Exercise material:
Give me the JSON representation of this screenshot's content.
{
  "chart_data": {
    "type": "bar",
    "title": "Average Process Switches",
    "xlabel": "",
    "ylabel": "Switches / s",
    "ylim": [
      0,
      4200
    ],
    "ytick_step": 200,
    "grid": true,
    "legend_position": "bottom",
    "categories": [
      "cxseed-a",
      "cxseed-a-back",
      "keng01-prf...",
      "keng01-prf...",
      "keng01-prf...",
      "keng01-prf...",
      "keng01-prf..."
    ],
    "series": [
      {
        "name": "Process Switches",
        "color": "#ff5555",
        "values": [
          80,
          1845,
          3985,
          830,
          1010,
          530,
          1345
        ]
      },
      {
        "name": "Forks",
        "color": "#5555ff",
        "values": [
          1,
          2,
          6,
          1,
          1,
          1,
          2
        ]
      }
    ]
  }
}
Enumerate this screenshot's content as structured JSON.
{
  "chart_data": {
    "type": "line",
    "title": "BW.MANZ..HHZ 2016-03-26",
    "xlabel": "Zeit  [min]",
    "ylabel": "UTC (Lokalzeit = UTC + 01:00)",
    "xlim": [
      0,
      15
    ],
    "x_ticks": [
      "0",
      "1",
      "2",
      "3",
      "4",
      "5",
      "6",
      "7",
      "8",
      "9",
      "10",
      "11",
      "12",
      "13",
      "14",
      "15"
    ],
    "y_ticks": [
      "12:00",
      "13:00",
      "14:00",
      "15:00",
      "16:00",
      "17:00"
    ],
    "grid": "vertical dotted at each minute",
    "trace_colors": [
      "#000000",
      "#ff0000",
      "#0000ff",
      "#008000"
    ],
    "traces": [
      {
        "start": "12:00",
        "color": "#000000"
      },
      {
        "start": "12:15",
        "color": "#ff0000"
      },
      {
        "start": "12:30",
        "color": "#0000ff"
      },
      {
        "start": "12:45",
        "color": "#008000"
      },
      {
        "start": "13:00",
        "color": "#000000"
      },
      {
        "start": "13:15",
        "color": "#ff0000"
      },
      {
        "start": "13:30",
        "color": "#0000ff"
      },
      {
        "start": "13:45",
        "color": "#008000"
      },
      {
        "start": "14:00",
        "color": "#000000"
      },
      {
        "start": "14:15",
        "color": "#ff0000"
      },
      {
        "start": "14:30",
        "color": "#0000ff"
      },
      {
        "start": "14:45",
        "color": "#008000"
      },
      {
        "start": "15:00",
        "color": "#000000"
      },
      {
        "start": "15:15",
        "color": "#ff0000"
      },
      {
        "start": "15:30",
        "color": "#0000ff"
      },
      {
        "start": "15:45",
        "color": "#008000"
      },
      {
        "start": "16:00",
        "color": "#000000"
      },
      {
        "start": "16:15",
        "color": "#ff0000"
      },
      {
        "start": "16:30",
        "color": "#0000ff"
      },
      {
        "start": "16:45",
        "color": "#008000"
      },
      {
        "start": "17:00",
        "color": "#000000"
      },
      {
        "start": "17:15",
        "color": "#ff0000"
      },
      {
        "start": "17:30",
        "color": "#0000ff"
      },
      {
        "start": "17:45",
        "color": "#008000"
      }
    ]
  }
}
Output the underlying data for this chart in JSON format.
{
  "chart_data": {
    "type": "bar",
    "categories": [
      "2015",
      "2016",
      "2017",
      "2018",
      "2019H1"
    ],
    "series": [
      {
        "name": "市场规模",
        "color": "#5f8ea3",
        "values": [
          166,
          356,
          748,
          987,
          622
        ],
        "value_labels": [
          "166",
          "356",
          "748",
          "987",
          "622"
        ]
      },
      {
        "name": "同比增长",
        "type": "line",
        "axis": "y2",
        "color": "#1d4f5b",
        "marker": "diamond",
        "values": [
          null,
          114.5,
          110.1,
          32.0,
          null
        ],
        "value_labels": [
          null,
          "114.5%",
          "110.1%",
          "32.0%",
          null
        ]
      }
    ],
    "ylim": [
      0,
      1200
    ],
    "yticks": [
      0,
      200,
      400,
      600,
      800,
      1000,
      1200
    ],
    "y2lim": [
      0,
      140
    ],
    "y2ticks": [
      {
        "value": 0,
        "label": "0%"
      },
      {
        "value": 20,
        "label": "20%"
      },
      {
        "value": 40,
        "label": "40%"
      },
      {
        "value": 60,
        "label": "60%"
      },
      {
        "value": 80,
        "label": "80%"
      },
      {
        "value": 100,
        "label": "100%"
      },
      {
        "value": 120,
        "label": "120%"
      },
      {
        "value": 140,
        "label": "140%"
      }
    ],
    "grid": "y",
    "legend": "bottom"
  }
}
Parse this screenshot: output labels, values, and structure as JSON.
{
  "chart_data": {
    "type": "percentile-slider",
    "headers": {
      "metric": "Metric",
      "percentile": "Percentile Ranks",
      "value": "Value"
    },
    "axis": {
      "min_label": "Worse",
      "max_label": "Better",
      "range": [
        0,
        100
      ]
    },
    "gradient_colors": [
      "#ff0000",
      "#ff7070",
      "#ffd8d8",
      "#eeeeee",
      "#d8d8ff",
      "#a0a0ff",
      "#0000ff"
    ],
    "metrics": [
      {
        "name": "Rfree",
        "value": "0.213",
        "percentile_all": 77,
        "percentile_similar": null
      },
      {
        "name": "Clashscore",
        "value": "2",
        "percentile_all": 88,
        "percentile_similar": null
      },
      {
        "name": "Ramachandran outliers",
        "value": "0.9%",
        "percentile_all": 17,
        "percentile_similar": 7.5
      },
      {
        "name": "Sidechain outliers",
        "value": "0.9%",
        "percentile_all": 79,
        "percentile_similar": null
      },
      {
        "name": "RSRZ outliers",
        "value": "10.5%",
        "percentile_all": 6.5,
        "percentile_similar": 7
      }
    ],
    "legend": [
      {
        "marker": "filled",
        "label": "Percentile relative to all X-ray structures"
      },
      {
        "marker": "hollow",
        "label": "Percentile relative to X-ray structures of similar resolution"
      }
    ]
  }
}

What you have to do:
Extract each line from the listing above, please, and repeat it exactly.

Output:
Give me the JSON representation of this screenshot's content.
{
  "chart_data": {
    "type": "bar",
    "title": "Average Process Switches",
    "xlabel": "",
    "ylabel": "Switches / s",
    "ylim": [
      0,
      4200
    ],
    "ytick_step": 200,
    "grid": true,
    "legend_position": "bottom",
    "categories": [
      "cxseed-a",
      "cxseed-a-back",
      "keng01-prf...",
      "keng01-prf...",
      "keng01-prf...",
      "keng01-prf...",
      "keng01-prf..."
    ],
    "series": [
      {
        "name": "Process Switches",
        "color": "#ff5555",
        "values": [
          80,
          1845,
          3985,
          830,
          1010,
          530,
          1345
        ]
      },
      {
        "name": "Forks",
        "color": "#5555ff",
        "values": [
          1,
          2,
          6,
          1,
          1,
          1,
          2
        ]
      }
    ]
  }
}
Enumerate this screenshot's content as structured JSON.
{
  "chart_data": {
    "type": "line",
    "title": "BW.MANZ..HHZ 2016-03-26",
    "xlabel": "Zeit  [min]",
    "ylabel": "UTC (Lokalzeit = UTC + 01:00)",
    "xlim": [
      0,
      15
    ],
    "x_ticks": [
      "0",
      "1",
      "2",
      "3",
      "4",
      "5",
      "6",
      "7",
      "8",
      "9",
      "10",
      "11",
      "12",
      "13",
      "14",
      "15"
    ],
    "y_ticks": [
      "12:00",
      "13:00",
      "14:00",
      "15:00",
      "16:00",
      "17:00"
    ],
    "grid": "vertical dotted at each minute",
    "trace_colors": [
      "#000000",
      "#ff0000",
      "#0000ff",
      "#008000"
    ],
    "traces": [
      {
        "start": "12:00",
        "color": "#000000"
      },
      {
        "start": "12:15",
        "color": "#ff0000"
      },
      {
        "start": "12:30",
        "color": "#0000ff"
      },
      {
        "start": "12:45",
        "color": "#008000"
      },
      {
        "start": "13:00",
        "color": "#000000"
      },
      {
        "start": "13:15",
        "color": "#ff0000"
      },
      {
        "start": "13:30",
        "color": "#0000ff"
      },
      {
        "start": "13:45",
        "color": "#008000"
      },
      {
        "start": "14:00",
        "color": "#000000"
      },
      {
        "start": "14:15",
        "color": "#ff0000"
      },
      {
        "start": "14:30",
        "color": "#0000ff"
      },
      {
        "start": "14:45",
        "color": "#008000"
      },
      {
        "start": "15:00",
        "color": "#000000"
      },
      {
        "start": "15:15",
        "color": "#ff0000"
      },
      {
        "start": "15:30",
        "color": "#0000ff"
      },
      {
        "start": "15:45",
        "color": "#008000"
      },
      {
        "start": "16:00",
        "color": "#000000"
      },
      {
        "start": "16:15",
        "color": "#ff0000"
      },
      {
        "start": "16:30",
        "color": "#0000ff"
      },
      {
        "start": "16:45",
        "color": "#008000"
      },
      {
        "start": "17:00",
        "color": "#000000"
      },
      {
        "start": "17:15",
        "color": "#ff0000"
      },
      {
        "start": "17:30",
        "color": "#0000ff"
      },
      {
        "start": "17:45",
        "color": "#008000"
      }
    ]
  }
}
Output the underlying data for this chart in JSON format.
{
  "chart_data": {
    "type": "bar",
    "categories": [
      "2015",
      "2016",
      "2017",
      "2018",
      "2019H1"
    ],
    "series": [
      {
        "name": "市场规模",
        "color": "#5f8ea3",
        "values": [
          166,
          356,
          748,
          987,
          622
        ],
        "value_labels": [
          "166",
          "356",
          "748",
          "987",
          "622"
        ]
      },
      {
        "name": "同比增长",
        "type": "line",
        "axis": "y2",
        "color": "#1d4f5b",
        "marker": "diamond",
        "values": [
          null,
          114.5,
          110.1,
          32.0,
          null
        ],
        "value_labels": [
          null,
          "114.5%",
          "110.1%",
          "32.0%",
          null
        ]
      }
    ],
    "ylim": [
      0,
      1200
    ],
    "yticks": [
      0,
      200,
      400,
      600,
      800,
      1000,
      1200
    ],
    "y2lim": [
      0,
      140
    ],
    "y2ticks": [
      {
        "value": 0,
        "label": "0%"
      },
      {
        "value": 20,
        "label": "20%"
      },
      {
        "value": 40,
        "label": "40%"
      },
      {
        "value": 60,
        "label": "60%"
      },
      {
        "value": 80,
        "label": "80%"
      },
      {
        "value": 100,
        "label": "100%"
      },
      {
        "value": 120,
        "label": "120%"
      },
      {
        "value": 140,
        "label": "140%"
      }
    ],
    "grid": "y",
    "legend": "bottom"
  }
}
Parse this screenshot: output labels, values, and structure as JSON.
{
  "chart_data": {
    "type": "percentile-slider",
    "headers": {
      "metric": "Metric",
      "percentile": "Percentile Ranks",
      "value": "Value"
    },
    "axis": {
      "min_label": "Worse",
      "max_label": "Better",
      "range": [
        0,
        100
      ]
    },
    "gradient_colors": [
      "#ff0000",
      "#ff7070",
      "#ffd8d8",
      "#eeeeee",
      "#d8d8ff",
      "#a0a0ff",
      "#0000ff"
    ],
    "metrics": [
      {
        "name": "Rfree",
        "value": "0.213",
        "percentile_all": 77,
        "percentile_similar": null
      },
      {
        "name": "Clashscore",
        "value": "2",
        "percentile_all": 88,
        "percentile_similar": null
      },
      {
        "name": "Ramachandran outliers",
        "value": "0.9%",
        "percentile_all": 17,
        "percentile_similar": 7.5
      },
      {
        "name": "Sidechain outliers",
        "value": "0.9%",
        "percentile_all": 79,
        "percentile_similar": null
      },
      {
        "name": "RSRZ outliers",
        "value": "10.5%",
        "percentile_all": 6.5,
        "percentile_similar": 7
      }
    ],
    "legend": [
      {
        "marker": "filled",
        "label": "Percentile relative to all X-ray structures"
      },
      {
        "marker": "hollow",
        "label": "Percentile relative to X-ray structures of similar resolution"
      }
    ]
  }
}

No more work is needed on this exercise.